**WRITTEN TASK:** Reply with one number only: the count of lines below that contain the word "left".
--- Start EXTRACTED RECORDS ---
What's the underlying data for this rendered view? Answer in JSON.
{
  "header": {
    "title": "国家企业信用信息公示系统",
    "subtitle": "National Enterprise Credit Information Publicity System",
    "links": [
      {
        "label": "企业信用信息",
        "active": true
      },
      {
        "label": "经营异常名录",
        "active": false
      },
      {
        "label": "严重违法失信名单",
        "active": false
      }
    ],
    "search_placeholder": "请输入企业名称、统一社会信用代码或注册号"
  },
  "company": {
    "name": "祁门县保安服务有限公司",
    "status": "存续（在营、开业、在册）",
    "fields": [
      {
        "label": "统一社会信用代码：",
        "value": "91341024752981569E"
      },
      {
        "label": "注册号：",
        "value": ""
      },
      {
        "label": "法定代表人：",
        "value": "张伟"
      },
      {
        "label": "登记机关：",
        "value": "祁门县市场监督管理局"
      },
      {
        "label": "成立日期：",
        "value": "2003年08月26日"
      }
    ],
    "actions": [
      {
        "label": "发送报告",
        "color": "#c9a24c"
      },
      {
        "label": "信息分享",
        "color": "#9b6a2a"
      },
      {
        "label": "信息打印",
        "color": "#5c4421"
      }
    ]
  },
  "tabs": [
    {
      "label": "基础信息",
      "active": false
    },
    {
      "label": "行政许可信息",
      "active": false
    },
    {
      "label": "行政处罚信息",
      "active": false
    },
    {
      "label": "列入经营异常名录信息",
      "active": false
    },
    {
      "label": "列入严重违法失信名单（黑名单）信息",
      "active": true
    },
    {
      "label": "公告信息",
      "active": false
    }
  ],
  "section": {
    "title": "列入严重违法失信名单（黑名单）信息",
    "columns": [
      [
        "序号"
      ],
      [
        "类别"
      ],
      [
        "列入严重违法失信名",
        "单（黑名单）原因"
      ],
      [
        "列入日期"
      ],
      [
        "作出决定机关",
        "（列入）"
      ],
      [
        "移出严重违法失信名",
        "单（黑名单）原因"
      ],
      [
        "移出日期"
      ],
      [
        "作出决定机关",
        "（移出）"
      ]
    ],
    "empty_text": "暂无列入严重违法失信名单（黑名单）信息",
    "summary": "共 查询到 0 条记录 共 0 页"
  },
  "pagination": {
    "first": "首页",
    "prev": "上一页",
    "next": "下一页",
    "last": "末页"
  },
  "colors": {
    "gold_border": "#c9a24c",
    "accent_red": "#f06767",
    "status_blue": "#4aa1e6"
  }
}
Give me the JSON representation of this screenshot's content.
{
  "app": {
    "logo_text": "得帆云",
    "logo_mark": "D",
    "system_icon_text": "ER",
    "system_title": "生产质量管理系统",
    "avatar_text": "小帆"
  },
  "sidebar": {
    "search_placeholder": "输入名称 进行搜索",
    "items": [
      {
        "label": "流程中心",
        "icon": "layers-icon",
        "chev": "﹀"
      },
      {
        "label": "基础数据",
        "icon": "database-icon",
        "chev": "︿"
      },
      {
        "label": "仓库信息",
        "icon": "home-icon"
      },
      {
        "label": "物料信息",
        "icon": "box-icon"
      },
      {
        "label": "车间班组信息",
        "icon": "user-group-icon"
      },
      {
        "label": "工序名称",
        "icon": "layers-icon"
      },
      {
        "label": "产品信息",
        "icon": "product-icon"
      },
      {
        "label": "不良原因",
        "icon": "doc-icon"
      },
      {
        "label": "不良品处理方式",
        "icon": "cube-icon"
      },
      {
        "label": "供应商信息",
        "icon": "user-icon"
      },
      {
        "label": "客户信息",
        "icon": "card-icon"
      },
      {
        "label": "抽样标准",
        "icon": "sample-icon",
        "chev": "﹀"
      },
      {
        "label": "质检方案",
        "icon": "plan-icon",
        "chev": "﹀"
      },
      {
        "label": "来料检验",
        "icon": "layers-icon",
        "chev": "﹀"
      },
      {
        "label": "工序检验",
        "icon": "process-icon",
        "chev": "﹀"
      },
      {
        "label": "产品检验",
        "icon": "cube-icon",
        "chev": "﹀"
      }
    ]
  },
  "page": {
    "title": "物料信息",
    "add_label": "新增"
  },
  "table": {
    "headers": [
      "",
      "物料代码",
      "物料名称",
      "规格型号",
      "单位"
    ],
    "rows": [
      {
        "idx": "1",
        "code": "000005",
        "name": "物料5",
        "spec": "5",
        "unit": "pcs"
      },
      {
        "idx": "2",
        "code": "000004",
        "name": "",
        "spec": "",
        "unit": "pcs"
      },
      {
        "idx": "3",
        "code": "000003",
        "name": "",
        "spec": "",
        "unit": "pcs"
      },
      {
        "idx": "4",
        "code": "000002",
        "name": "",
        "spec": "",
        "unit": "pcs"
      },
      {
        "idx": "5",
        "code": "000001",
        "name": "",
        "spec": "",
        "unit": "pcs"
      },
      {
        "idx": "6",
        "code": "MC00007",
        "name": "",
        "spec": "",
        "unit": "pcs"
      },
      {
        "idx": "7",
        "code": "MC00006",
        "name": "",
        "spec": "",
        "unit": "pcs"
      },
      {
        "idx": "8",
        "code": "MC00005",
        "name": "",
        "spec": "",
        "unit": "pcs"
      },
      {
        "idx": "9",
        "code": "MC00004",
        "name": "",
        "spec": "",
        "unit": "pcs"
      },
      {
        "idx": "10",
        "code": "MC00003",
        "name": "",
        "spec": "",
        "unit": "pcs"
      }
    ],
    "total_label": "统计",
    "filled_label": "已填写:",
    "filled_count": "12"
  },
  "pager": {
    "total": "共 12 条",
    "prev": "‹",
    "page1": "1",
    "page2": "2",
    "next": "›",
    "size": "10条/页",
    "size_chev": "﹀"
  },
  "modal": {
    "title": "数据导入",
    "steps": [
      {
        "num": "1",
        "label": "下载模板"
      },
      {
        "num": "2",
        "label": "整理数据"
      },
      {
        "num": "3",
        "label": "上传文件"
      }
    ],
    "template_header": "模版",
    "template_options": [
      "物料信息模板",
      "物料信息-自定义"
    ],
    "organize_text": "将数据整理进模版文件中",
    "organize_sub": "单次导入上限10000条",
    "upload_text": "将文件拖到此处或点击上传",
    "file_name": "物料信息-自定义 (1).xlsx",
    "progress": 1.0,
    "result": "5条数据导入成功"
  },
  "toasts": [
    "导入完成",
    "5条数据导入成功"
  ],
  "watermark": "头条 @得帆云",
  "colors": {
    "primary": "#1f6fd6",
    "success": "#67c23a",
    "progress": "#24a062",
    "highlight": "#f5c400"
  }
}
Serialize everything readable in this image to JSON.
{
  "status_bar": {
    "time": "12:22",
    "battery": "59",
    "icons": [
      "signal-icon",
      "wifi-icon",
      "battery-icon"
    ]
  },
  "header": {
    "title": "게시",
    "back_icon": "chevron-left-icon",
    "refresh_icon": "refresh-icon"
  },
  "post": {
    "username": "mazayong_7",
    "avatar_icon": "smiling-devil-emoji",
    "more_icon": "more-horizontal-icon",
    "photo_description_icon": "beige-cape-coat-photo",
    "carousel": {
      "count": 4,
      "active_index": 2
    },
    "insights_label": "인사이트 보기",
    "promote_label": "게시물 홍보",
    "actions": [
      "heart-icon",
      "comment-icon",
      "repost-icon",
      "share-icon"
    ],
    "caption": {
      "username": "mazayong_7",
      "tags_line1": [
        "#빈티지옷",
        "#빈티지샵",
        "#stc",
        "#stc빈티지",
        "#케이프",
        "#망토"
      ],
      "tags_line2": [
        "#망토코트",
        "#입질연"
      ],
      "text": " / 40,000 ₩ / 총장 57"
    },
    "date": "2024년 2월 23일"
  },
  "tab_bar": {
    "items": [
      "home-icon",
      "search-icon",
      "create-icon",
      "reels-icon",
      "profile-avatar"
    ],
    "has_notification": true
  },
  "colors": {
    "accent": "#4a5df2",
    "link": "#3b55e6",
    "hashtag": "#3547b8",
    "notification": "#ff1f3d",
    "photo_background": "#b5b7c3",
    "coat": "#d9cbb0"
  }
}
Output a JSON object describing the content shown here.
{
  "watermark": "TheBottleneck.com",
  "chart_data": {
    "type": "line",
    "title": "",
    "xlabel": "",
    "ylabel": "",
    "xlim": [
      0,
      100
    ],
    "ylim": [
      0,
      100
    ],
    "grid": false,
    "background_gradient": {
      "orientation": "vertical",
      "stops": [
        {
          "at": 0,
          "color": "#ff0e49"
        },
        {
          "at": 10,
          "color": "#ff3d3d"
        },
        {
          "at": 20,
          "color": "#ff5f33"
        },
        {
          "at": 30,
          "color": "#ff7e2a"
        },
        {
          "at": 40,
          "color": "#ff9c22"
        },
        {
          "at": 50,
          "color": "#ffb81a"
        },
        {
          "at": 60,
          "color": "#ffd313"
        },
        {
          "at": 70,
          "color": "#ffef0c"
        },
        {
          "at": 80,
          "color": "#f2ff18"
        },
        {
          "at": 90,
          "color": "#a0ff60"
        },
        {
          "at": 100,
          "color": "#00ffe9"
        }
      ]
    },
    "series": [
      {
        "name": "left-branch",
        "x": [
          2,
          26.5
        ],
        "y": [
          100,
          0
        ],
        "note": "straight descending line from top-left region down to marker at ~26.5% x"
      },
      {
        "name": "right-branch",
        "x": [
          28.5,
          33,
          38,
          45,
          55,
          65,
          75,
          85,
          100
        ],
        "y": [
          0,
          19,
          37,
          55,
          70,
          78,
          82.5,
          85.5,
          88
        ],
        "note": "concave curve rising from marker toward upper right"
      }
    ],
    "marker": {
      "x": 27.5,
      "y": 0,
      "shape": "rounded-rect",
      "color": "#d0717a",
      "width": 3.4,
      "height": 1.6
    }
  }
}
--- End EXTRACTED RECORDS ---
**WRITTEN RESPONSE:** 3